Records contained in a dataset:
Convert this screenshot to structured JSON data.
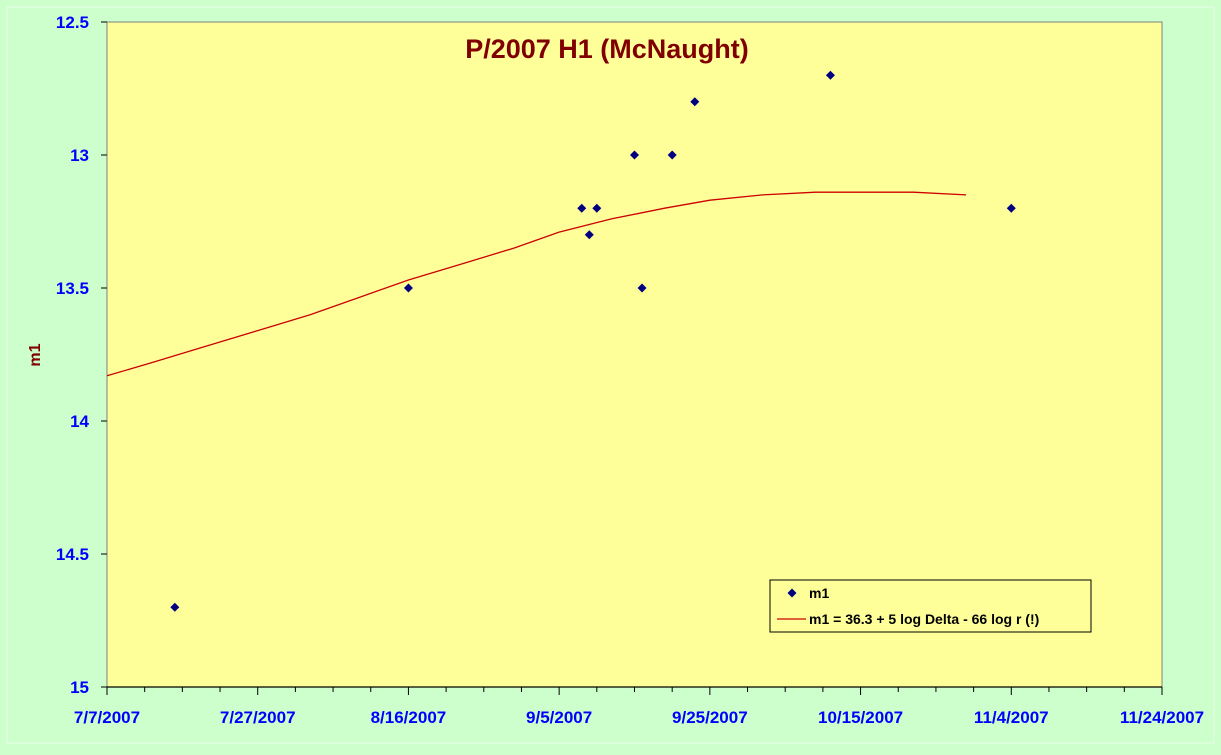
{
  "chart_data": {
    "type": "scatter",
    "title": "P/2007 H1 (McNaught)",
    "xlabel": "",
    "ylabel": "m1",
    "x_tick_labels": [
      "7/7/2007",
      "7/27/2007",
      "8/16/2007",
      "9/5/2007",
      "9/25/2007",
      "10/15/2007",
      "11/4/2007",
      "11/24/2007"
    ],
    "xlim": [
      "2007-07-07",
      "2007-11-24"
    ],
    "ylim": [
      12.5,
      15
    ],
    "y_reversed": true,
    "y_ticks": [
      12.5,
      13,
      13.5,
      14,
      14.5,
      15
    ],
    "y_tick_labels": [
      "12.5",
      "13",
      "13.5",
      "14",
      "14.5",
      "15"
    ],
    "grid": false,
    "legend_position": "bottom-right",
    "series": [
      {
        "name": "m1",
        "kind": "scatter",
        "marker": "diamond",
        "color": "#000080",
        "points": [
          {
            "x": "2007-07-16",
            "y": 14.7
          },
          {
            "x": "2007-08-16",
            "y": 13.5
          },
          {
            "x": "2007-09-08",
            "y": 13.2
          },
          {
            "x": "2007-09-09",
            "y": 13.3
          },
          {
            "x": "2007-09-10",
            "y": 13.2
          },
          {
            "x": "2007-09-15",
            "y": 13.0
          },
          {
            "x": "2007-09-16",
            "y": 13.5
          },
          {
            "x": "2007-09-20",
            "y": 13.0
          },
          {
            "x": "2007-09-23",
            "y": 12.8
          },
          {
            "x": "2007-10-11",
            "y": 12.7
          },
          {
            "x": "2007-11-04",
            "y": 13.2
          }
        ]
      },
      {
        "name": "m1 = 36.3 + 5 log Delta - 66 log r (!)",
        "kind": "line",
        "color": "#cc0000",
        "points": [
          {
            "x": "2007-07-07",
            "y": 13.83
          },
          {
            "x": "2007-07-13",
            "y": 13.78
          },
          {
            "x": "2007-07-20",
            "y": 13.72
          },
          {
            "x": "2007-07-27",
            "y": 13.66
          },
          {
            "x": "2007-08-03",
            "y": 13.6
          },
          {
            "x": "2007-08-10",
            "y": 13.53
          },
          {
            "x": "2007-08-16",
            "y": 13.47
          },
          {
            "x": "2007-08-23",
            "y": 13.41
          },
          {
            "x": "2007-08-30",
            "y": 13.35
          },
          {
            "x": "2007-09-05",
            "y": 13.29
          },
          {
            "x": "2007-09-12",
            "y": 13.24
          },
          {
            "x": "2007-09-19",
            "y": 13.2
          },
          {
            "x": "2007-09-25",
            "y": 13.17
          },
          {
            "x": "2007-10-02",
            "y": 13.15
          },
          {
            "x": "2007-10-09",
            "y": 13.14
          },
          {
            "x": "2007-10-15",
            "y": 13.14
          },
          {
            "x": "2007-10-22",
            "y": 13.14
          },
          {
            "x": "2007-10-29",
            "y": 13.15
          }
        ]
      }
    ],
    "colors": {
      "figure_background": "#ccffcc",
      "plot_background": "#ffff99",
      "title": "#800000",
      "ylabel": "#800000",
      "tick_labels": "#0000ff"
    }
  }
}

EXERCISE INSTRUCTIONS: Look through the data and gather every line with the string "name" in it.

TASK RESPONSE:
        "name": "m1",
        "name": "m1 = 36.3 + 5 log Delta - 66 log r (!)",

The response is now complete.